## Problem description
Copy nothing but the text: repeat each entry exactly and drop the images.

## Given data
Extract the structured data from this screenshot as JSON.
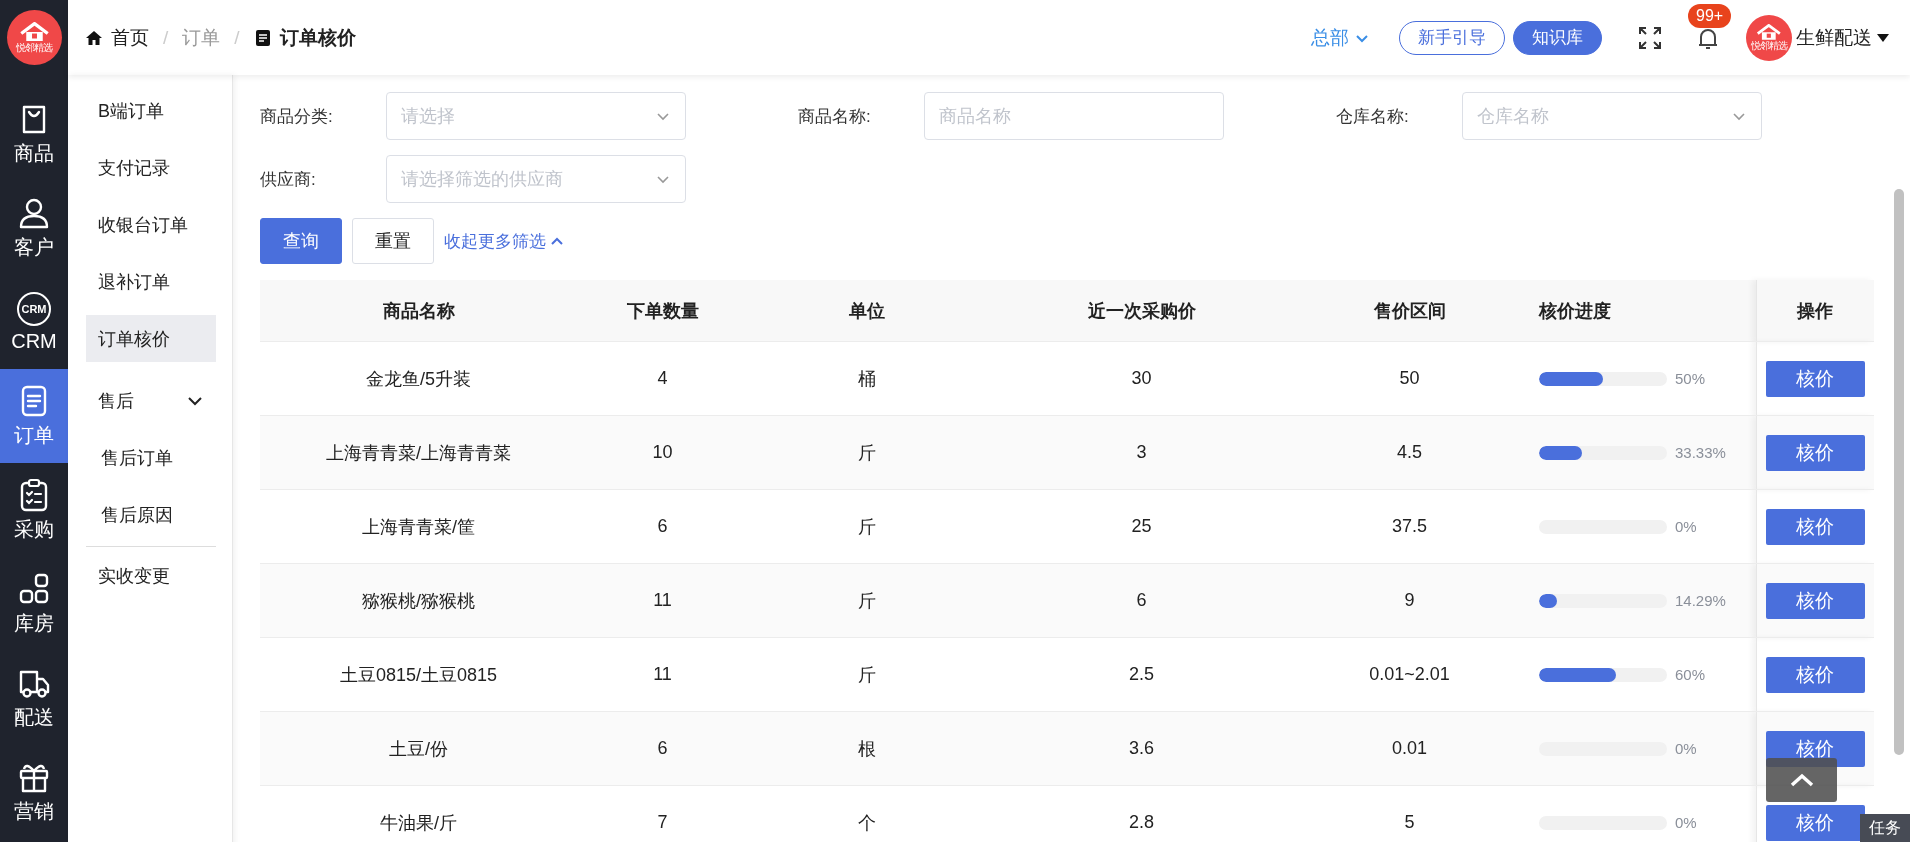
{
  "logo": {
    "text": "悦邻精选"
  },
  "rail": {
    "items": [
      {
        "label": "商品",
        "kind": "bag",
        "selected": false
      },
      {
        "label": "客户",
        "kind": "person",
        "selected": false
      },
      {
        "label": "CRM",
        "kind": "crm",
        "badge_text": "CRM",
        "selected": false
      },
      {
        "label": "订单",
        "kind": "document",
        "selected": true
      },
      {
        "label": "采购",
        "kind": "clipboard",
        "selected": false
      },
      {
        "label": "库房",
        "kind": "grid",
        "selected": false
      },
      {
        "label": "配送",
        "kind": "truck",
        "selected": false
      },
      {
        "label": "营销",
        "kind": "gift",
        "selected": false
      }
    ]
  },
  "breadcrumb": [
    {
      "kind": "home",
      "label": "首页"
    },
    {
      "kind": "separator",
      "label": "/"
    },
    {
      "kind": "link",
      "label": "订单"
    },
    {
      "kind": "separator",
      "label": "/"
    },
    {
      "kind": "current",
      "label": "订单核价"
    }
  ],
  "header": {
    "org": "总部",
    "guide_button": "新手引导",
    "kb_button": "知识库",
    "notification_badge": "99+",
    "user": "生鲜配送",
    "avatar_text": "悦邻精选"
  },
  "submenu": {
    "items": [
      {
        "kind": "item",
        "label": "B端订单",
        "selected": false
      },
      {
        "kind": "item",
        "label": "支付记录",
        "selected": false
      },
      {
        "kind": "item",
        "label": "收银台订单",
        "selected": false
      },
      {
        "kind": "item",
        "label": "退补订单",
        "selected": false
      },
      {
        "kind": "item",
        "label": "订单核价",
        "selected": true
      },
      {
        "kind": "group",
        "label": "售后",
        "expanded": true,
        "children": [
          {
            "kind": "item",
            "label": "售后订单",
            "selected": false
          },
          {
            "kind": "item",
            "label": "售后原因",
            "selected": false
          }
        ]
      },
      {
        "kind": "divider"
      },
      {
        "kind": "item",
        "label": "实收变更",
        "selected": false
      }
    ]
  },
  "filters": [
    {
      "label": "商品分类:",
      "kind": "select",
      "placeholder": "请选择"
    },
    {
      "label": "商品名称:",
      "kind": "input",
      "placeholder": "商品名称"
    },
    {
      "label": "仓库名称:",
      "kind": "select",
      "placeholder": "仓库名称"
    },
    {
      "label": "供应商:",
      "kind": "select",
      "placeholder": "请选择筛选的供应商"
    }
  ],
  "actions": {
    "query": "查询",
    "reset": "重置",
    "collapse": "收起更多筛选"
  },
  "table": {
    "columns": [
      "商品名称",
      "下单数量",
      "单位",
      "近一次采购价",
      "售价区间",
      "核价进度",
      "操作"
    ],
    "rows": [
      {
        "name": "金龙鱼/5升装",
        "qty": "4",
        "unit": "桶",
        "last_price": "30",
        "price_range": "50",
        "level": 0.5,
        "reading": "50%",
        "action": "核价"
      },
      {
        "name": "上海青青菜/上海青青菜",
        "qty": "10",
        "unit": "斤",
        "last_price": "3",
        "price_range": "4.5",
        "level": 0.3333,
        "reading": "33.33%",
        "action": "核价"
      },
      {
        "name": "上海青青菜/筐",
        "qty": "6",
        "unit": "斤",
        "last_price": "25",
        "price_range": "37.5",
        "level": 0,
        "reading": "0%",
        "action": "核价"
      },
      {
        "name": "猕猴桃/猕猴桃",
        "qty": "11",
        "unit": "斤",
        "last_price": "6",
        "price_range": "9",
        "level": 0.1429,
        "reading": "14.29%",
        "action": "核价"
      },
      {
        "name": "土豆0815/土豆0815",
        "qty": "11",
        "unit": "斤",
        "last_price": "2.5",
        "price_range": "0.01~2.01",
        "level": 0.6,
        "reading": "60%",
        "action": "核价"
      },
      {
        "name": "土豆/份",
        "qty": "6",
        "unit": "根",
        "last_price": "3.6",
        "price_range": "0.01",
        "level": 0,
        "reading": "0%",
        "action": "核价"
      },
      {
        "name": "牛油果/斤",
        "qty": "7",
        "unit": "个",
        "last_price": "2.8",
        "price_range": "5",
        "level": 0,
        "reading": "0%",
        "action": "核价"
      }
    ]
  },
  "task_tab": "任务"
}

## Right answer
Extract the structured data from this screenshot as JSON.
{
  "logo": {
    "text": "悦邻精选"
  },
  "rail": {
    "items": [
      {
        "label": "商品",
        "kind": "bag",
        "selected": false
      },
      {
        "label": "客户",
        "kind": "person",
        "selected": false
      },
      {
        "label": "CRM",
        "kind": "crm",
        "badge_text": "CRM",
        "selected": false
      },
      {
        "label": "订单",
        "kind": "document",
        "selected": true
      },
      {
        "label": "采购",
        "kind": "clipboard",
        "selected": false
      },
      {
        "label": "库房",
        "kind": "grid",
        "selected": false
      },
      {
        "label": "配送",
        "kind": "truck",
        "selected": false
      },
      {
        "label": "营销",
        "kind": "gift",
        "selected": false
      }
    ]
  },
  "breadcrumb": [
    {
      "kind": "home",
      "label": "首页"
    },
    {
      "kind": "separator",
      "label": "/"
    },
    {
      "kind": "link",
      "label": "订单"
    },
    {
      "kind": "separator",
      "label": "/"
    },
    {
      "kind": "current",
      "label": "订单核价"
    }
  ],
  "header": {
    "org": "总部",
    "guide_button": "新手引导",
    "kb_button": "知识库",
    "notification_badge": "99+",
    "user": "生鲜配送",
    "avatar_text": "悦邻精选"
  },
  "submenu": {
    "items": [
      {
        "kind": "item",
        "label": "B端订单",
        "selected": false
      },
      {
        "kind": "item",
        "label": "支付记录",
        "selected": false
      },
      {
        "kind": "item",
        "label": "收银台订单",
        "selected": false
      },
      {
        "kind": "item",
        "label": "退补订单",
        "selected": false
      },
      {
        "kind": "item",
        "label": "订单核价",
        "selected": true
      },
      {
        "kind": "group",
        "label": "售后",
        "expanded": true,
        "children": [
          {
            "kind": "item",
            "label": "售后订单",
            "selected": false
          },
          {
            "kind": "item",
            "label": "售后原因",
            "selected": false
          }
        ]
      },
      {
        "kind": "divider"
      },
      {
        "kind": "item",
        "label": "实收变更",
        "selected": false
      }
    ]
  },
  "filters": [
    {
      "label": "商品分类:",
      "kind": "select",
      "placeholder": "请选择"
    },
    {
      "label": "商品名称:",
      "kind": "input",
      "placeholder": "商品名称"
    },
    {
      "label": "仓库名称:",
      "kind": "select",
      "placeholder": "仓库名称"
    },
    {
      "label": "供应商:",
      "kind": "select",
      "placeholder": "请选择筛选的供应商"
    }
  ],
  "actions": {
    "query": "查询",
    "reset": "重置",
    "collapse": "收起更多筛选"
  },
  "table": {
    "columns": [
      "商品名称",
      "下单数量",
      "单位",
      "近一次采购价",
      "售价区间",
      "核价进度",
      "操作"
    ],
    "rows": [
      {
        "name": "金龙鱼/5升装",
        "qty": "4",
        "unit": "桶",
        "last_price": "30",
        "price_range": "50",
        "level": 0.5,
        "reading": "50%",
        "action": "核价"
      },
      {
        "name": "上海青青菜/上海青青菜",
        "qty": "10",
        "unit": "斤",
        "last_price": "3",
        "price_range": "4.5",
        "level": 0.3333,
        "reading": "33.33%",
        "action": "核价"
      },
      {
        "name": "上海青青菜/筐",
        "qty": "6",
        "unit": "斤",
        "last_price": "25",
        "price_range": "37.5",
        "level": 0,
        "reading": "0%",
        "action": "核价"
      },
      {
        "name": "猕猴桃/猕猴桃",
        "qty": "11",
        "unit": "斤",
        "last_price": "6",
        "price_range": "9",
        "level": 0.1429,
        "reading": "14.29%",
        "action": "核价"
      },
      {
        "name": "土豆0815/土豆0815",
        "qty": "11",
        "unit": "斤",
        "last_price": "2.5",
        "price_range": "0.01~2.01",
        "level": 0.6,
        "reading": "60%",
        "action": "核价"
      },
      {
        "name": "土豆/份",
        "qty": "6",
        "unit": "根",
        "last_price": "3.6",
        "price_range": "0.01",
        "level": 0,
        "reading": "0%",
        "action": "核价"
      },
      {
        "name": "牛油果/斤",
        "qty": "7",
        "unit": "个",
        "last_price": "2.8",
        "price_range": "5",
        "level": 0,
        "reading": "0%",
        "action": "核价"
      }
    ]
  },
  "task_tab": "任务"
}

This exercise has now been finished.